> _WORK REQUIRED_
Report how many lines contain the word "participants"; answer with the number only.

(Collected data entries)

[Begin]

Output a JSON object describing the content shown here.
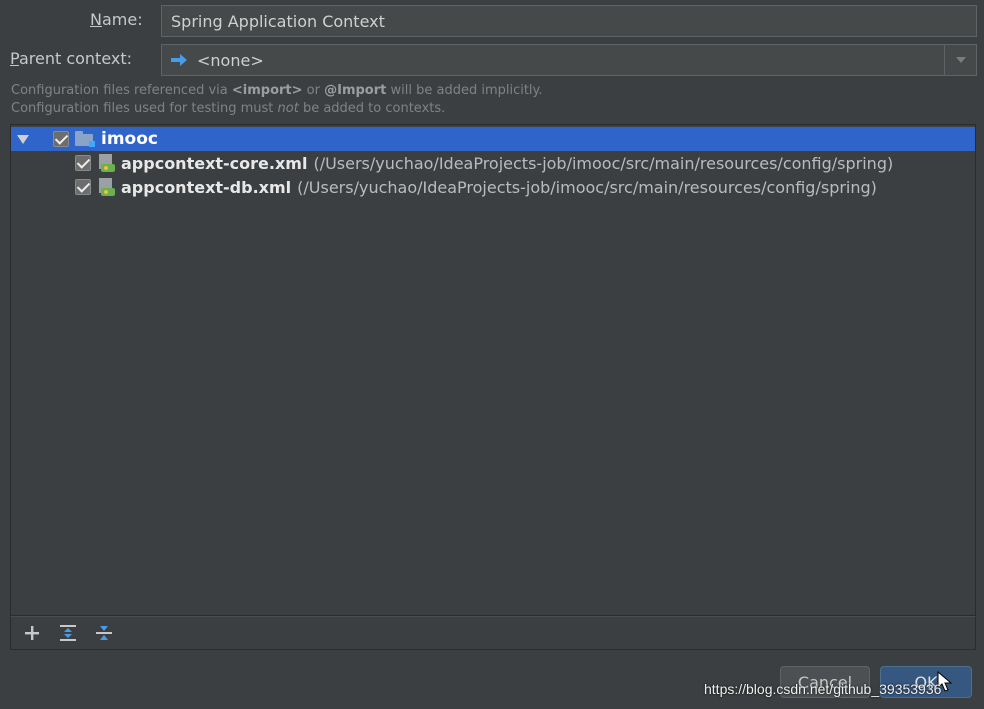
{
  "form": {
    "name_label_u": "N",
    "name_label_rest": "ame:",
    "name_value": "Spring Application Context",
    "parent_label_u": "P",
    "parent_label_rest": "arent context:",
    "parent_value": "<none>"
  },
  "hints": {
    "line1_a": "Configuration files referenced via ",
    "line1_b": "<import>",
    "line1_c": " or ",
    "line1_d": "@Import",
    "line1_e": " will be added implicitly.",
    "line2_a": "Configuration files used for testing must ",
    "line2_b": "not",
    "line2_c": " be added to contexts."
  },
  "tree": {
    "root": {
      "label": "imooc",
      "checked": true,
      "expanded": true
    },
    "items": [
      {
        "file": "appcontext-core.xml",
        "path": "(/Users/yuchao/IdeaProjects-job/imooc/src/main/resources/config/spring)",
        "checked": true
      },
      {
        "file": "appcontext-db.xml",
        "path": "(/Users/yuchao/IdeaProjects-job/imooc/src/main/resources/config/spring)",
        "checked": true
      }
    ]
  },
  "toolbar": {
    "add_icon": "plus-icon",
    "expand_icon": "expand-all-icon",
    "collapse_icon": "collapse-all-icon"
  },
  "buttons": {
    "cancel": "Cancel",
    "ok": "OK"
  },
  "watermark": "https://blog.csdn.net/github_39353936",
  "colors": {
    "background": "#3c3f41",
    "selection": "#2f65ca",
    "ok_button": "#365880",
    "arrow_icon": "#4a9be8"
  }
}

[End]
[Begin]

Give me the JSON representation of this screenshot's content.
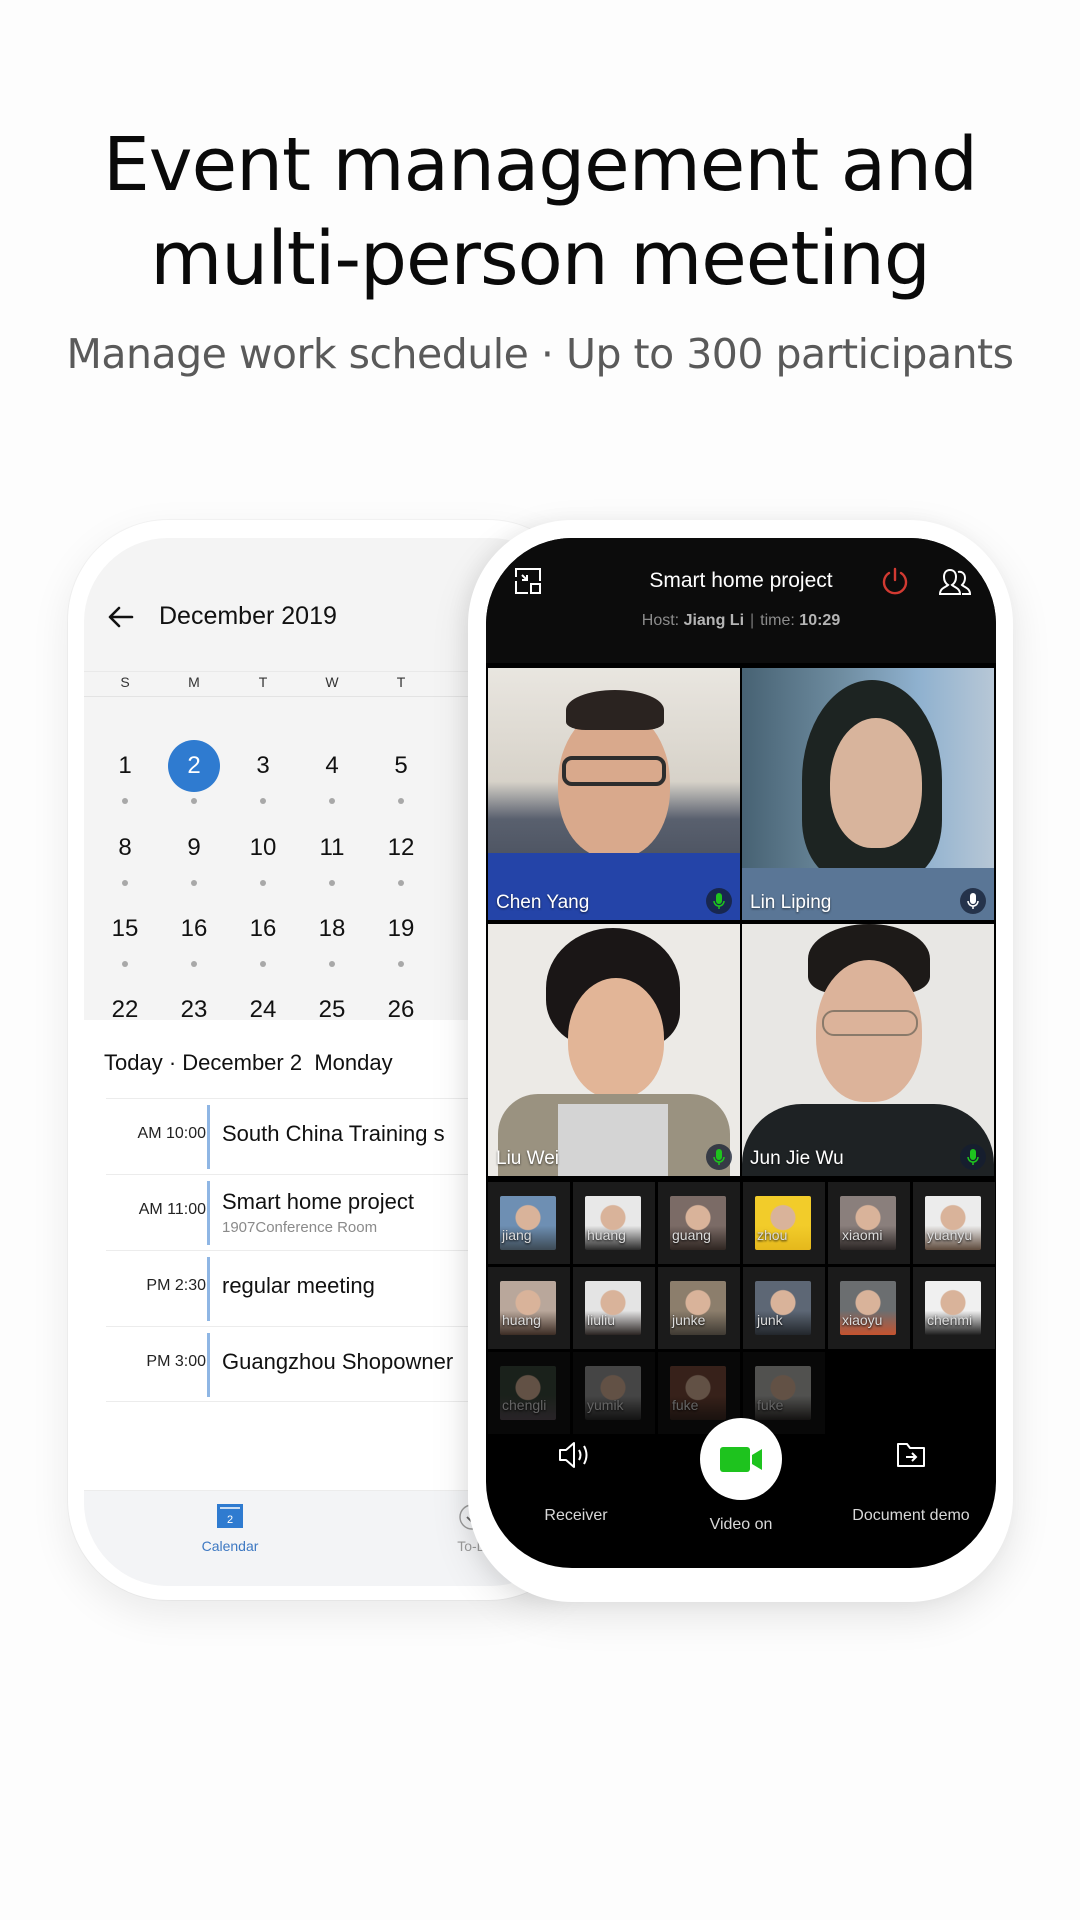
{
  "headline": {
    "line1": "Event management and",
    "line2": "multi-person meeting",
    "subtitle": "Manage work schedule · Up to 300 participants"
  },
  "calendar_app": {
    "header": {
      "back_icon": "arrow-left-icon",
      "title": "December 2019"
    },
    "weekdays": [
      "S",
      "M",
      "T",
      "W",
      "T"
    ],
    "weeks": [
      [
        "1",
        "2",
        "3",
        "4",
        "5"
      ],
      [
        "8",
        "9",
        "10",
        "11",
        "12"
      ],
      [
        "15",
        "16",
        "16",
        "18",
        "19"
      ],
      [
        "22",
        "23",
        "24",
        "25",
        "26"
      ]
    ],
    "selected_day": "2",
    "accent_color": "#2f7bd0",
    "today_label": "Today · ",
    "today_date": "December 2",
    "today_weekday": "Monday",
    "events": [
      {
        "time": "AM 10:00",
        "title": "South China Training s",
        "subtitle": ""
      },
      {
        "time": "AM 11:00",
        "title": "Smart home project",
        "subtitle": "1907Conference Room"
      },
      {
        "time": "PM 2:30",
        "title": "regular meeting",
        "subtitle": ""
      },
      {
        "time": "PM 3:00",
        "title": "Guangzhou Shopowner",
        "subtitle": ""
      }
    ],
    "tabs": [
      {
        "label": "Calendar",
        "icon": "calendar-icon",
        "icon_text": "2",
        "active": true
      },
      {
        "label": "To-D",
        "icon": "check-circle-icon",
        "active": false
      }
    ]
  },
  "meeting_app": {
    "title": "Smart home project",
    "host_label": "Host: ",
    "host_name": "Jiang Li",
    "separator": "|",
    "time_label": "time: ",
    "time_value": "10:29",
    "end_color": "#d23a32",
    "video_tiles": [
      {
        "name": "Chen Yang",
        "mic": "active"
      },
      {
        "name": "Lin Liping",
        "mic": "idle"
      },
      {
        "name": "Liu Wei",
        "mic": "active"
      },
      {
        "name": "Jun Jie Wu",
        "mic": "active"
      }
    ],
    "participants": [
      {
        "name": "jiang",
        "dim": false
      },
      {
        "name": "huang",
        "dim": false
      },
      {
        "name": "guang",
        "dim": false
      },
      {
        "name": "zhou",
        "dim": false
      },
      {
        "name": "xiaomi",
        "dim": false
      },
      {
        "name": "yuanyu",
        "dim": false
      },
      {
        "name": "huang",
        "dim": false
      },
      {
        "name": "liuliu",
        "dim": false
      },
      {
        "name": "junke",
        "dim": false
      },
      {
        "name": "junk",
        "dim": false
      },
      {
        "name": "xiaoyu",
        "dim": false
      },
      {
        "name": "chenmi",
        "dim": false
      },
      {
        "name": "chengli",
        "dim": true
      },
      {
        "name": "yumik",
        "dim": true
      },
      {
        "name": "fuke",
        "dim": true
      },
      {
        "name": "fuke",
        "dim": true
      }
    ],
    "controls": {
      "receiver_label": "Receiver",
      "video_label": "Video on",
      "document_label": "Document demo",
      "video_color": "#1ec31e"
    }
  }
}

[End]

> _ANSWER FOR THIS EXERCISE_
2